> Given task 1
In the passage on the ESPA Recharge Program, render the sentence "These arrangements have generally been seen as win-win." in Spanish.
> Given task 2
Pick up the passage on the ESPA Recharge Program after its final sentence and carry it forward.

> Reading text
<<<<

While monitoring diversions for recharge and water levels provides some insights on the effect of recharge activities on water levels and river flows, additional information is needed to fully understand the aquifer and river dynamics. To address this shortcoming, IWRB is working to develop a groundwater model that can assist identifying and tracking flows that occur as a result of recharge as of 2020. IWRB is also in the process of establishing a detailed monitoring plan for the region. This monitoring will collect data in key recharge areas and will include localized groundwater transducer networks, dye-testing, and water chemistry analysis.14

Costs and Financing

Between 2014 and 2019, the IWRB spent over US$20 million on the ESPA Recharge Program [14]. The major expenditures are fees paid to partner irrigation districts and canal companies for conducting recharge. As described above, those entities propose projects to IWRB. If IWRB approves a project, it enters into a contract with the partner agency that agrees to recharge IWRB water for 20 years in exchange for payments based on the costs of conveyance and infrastructure improvements. These arrangements have generally been seen as win-win. Partner agencies gain funding for infrastructure that they need to operate during the growing season, and IDWR avoids the need to build and operate its own infrastructure. Ultimately, recharged water increases groundwater levels, making more water available for appropriation during the growing season.

Success Factors and Challenges

The ESPA Recharge Program has achieved greater success than prior MAR efforts in the region, including CAMP. At least three reasons explain the improvement: (1) extensive state agency management and financing; (2) voluntary partnerships between state agencies, canal companies, and irrigation districts; and (3) buy-in from private and public stakeholders, which stems in part from laws that conjunctively manage surface and groundwater in the state.

>>>>

> Raw data
<<<<

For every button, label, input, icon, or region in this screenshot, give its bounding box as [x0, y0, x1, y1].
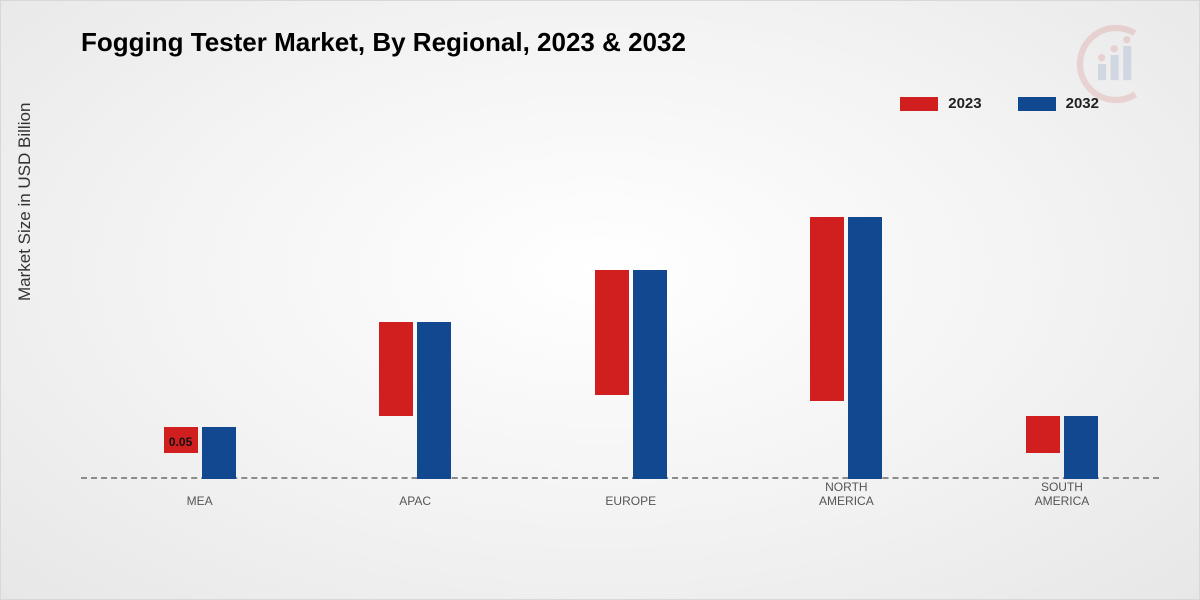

>>>>
<<<<

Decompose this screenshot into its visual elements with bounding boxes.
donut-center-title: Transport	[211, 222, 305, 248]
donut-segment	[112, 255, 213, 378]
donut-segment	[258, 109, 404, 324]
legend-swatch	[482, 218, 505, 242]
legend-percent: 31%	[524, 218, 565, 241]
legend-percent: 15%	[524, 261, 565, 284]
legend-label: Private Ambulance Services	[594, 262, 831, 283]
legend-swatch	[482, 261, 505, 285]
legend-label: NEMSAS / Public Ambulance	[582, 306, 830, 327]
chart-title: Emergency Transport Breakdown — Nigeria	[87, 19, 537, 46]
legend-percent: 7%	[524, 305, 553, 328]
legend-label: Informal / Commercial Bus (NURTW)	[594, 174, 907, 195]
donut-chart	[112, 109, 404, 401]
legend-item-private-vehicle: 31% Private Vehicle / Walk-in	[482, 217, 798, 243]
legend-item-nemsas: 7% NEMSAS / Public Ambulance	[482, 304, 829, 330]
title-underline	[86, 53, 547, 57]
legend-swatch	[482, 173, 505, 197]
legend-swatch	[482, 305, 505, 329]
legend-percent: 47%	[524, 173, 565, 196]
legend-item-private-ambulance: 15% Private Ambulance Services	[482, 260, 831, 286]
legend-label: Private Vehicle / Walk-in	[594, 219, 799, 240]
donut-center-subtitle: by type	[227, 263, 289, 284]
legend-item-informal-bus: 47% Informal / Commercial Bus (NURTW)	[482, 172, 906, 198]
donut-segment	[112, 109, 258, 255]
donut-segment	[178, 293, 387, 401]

>>>>

> Right answer 1
En general, estos acuerdos se han considerado beneficiosos para ambas partes.

> Right answer 2
One of the most important reasons for the ESPA Recharge Program’s success is the state’s strong role in leading the recharge effort, securing and administering water rights to supply the recharge sites, overseeing recharge financing, and monitoring. The state’s initial impetus for taking a more active role in groundwater management in the ESPA region was to help reduce the conflicts between groundwater and surface water users, as these conflicts had become a real economic threat to the region. Under CAMP, the state and stakeholders expected water users would conduct recharge on their own, but emergent efforts by water users failed to meet MAR goals established by CAMP. Consequently, the state legislature saw the need for even more intensive state management. It thus created the ESPA Recharge Program and designated IWRB as the state agency to oversee and administer it.

IWRB’s role in securing water rights for recharge has also been essential to the success of the program. These water rights enable a designated source of water for recharge, making use of flows that had otherwise gone unappropriated during nongrowing seasons. Consequently, recharge is not contingent on other water users foregoing their water rights, nor on individual rechargers navigating the water rights process. Without this centralized role, these administrative hurdles to large-scale recharge would be immense.

Finally, voluntary, cooperative partnerships between the state and canal companies and irrigation districts have proved essential to accomplishing the state’s recharge goals. These partnerships make it possible to take advantage of existing infrastructure to conduct the recharge.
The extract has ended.